■ THE EXERCISE
Every entry below must appear again, exactly as written.
# # #
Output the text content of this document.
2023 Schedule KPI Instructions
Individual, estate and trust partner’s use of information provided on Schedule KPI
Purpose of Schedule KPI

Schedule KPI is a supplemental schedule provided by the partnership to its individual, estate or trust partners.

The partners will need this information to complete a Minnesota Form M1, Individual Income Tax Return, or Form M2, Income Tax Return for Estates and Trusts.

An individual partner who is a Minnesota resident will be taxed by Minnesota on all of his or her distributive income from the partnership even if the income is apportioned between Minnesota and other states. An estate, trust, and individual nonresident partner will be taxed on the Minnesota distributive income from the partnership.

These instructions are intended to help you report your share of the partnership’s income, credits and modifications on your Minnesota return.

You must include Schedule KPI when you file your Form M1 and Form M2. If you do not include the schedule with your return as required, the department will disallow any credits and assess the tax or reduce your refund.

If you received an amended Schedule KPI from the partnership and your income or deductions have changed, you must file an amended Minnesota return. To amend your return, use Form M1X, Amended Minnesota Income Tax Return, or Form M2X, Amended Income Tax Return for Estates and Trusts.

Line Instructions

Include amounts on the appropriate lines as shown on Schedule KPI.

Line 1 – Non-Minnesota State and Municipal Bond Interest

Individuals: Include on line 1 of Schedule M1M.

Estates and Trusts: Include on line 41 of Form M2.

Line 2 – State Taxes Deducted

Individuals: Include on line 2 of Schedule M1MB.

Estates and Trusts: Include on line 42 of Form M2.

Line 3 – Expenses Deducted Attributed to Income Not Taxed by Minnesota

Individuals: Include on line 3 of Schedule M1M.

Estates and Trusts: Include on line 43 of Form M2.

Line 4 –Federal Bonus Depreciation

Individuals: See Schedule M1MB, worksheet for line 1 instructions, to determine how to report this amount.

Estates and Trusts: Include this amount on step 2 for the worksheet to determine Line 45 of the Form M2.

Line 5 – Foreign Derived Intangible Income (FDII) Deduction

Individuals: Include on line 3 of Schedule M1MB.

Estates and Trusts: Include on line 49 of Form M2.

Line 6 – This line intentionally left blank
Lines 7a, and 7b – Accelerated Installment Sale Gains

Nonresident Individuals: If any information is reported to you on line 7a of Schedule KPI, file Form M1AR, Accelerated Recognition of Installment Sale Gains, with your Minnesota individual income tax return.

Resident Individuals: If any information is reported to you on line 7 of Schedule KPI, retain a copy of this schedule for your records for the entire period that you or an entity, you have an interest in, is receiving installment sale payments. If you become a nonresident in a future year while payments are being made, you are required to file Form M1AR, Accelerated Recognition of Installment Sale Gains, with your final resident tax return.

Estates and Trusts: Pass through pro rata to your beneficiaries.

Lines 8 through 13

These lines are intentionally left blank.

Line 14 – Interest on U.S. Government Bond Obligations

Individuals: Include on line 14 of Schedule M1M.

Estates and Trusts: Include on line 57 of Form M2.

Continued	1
# # #
■ REPLY TO THE EXERCISE
Output the text content of this document.
2023 Schedule KPI Instructions
Individual, estate and trust partner’s use of information provided on Schedule KPI
Purpose of Schedule KPI

Schedule KPI is a supplemental schedule provided by the partnership to its individual, estate or trust partners.

The partners will need this information to complete a Minnesota Form M1, Individual Income Tax Return, or Form M2, Income Tax Return for Estates and Trusts.

An individual partner who is a Minnesota resident will be taxed by Minnesota on all of his or her distributive income from the partnership even if the income is apportioned between Minnesota and other states. An estate, trust, and individual nonresident partner will be taxed on the Minnesota distributive income from the partnership.

These instructions are intended to help you report your share of the partnership’s income, credits and modifications on your Minnesota return.

You must include Schedule KPI when you file your Form M1 and Form M2. If you do not include the schedule with your return as required, the department will disallow any credits and assess the tax or reduce your refund.

If you received an amended Schedule KPI from the partnership and your income or deductions have changed, you must file an amended Minnesota return. To amend your return, use Form M1X, Amended Minnesota Income Tax Return, or Form M2X, Amended Income Tax Return for Estates and Trusts.

Line Instructions

Include amounts on the appropriate lines as shown on Schedule KPI.

Line 1 – Non-Minnesota State and Municipal Bond Interest

Individuals: Include on line 1 of Schedule M1M.

Estates and Trusts: Include on line 41 of Form M2.

Line 2 – State Taxes Deducted

Individuals: Include on line 2 of Schedule M1MB.

Estates and Trusts: Include on line 42 of Form M2.

Line 3 – Expenses Deducted Attributed to Income Not Taxed by Minnesota

Individuals: Include on line 3 of Schedule M1M.

Estates and Trusts: Include on line 43 of Form M2.

Line 4 –Federal Bonus Depreciation

Individuals: See Schedule M1MB, worksheet for line 1 instructions, to determine how to report this amount.

Estates and Trusts: Include this amount on step 2 for the worksheet to determine Line 45 of the Form M2.

Line 5 – Foreign Derived Intangible Income (FDII) Deduction

Individuals: Include on line 3 of Schedule M1MB.

Estates and Trusts: Include on line 49 of Form M2.

Line 6 – This line intentionally left blank
Lines 7a, and 7b – Accelerated Installment Sale Gains

Nonresident Individuals: If any information is reported to you on line 7a of Schedule KPI, file Form M1AR, Accelerated Recognition of Installment Sale Gains, with your Minnesota individual income tax return.

Resident Individuals: If any information is reported to you on line 7 of Schedule KPI, retain a copy of this schedule for your records for the entire period that you or an entity, you have an interest in, is receiving installment sale payments. If you become a nonresident in a future year while payments are being made, you are required to file Form M1AR, Accelerated Recognition of Installment Sale Gains, with your final resident tax return.

Estates and Trusts: Pass through pro rata to your beneficiaries.

Lines 8 through 13

These lines are intentionally left blank.

Line 14 – Interest on U.S. Government Bond Obligations

Individuals: Include on line 14 of Schedule M1M.

Estates and Trusts: Include on line 57 of Form M2.

Continued	1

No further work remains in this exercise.